Entries with figure data
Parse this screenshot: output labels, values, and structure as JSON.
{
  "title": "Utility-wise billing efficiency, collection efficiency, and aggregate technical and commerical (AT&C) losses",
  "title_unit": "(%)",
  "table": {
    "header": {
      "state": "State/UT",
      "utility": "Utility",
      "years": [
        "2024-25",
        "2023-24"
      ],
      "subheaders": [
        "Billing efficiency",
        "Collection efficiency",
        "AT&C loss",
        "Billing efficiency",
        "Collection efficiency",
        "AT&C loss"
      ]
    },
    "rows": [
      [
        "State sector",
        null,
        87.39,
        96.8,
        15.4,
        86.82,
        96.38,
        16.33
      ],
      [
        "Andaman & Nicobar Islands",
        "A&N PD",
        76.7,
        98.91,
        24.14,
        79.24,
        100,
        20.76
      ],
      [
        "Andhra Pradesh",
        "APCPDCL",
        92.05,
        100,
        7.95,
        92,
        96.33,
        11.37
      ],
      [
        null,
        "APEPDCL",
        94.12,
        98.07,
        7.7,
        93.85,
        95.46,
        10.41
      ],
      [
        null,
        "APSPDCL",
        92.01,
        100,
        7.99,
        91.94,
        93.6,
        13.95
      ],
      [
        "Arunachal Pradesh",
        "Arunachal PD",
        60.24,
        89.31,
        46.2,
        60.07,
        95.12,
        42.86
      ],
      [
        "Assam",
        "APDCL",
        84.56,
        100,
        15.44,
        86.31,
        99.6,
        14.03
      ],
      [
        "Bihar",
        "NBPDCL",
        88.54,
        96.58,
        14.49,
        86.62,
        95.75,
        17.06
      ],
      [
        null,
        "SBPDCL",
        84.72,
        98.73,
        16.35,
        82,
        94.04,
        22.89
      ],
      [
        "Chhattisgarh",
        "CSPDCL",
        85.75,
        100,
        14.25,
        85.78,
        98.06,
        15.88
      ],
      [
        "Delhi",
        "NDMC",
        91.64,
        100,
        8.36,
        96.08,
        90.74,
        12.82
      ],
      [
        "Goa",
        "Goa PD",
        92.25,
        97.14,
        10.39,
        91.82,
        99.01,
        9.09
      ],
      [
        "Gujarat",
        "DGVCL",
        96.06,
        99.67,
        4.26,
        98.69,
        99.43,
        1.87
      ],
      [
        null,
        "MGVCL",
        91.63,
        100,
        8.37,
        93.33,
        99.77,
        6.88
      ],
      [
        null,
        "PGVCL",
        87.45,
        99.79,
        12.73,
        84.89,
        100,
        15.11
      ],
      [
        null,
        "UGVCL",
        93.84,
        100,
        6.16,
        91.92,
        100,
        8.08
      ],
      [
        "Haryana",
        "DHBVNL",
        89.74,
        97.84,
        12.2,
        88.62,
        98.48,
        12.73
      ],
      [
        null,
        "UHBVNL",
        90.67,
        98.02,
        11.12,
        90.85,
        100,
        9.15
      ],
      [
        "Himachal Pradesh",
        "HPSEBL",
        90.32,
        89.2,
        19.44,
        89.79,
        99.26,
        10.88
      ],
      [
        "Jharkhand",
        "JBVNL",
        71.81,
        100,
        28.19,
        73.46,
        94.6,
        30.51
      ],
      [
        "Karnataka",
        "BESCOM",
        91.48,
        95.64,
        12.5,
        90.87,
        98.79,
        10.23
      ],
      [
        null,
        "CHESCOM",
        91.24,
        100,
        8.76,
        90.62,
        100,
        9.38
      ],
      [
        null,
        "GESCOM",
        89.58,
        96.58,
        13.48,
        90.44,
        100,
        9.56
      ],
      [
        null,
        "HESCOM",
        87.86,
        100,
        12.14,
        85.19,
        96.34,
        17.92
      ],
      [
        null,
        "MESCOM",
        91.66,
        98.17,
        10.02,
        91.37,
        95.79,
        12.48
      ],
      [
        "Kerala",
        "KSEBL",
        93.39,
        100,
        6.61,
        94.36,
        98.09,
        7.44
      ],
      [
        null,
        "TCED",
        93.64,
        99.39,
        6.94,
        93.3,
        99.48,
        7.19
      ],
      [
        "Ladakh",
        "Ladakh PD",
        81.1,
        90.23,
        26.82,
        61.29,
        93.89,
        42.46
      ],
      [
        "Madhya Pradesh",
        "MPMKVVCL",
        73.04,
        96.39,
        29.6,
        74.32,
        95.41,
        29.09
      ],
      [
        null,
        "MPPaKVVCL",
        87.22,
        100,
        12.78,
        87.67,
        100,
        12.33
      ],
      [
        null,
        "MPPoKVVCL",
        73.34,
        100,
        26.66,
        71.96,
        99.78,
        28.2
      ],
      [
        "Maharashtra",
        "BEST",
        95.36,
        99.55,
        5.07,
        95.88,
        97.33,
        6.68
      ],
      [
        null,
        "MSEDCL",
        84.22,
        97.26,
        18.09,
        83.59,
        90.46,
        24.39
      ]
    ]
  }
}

Exercise aim>
List every line in the records above that contains the word "Pradesh".

Solution to this task>
        "Andhra Pradesh",
        "Arunachal Pradesh",
        "Himachal Pradesh",
        "Madhya Pradesh",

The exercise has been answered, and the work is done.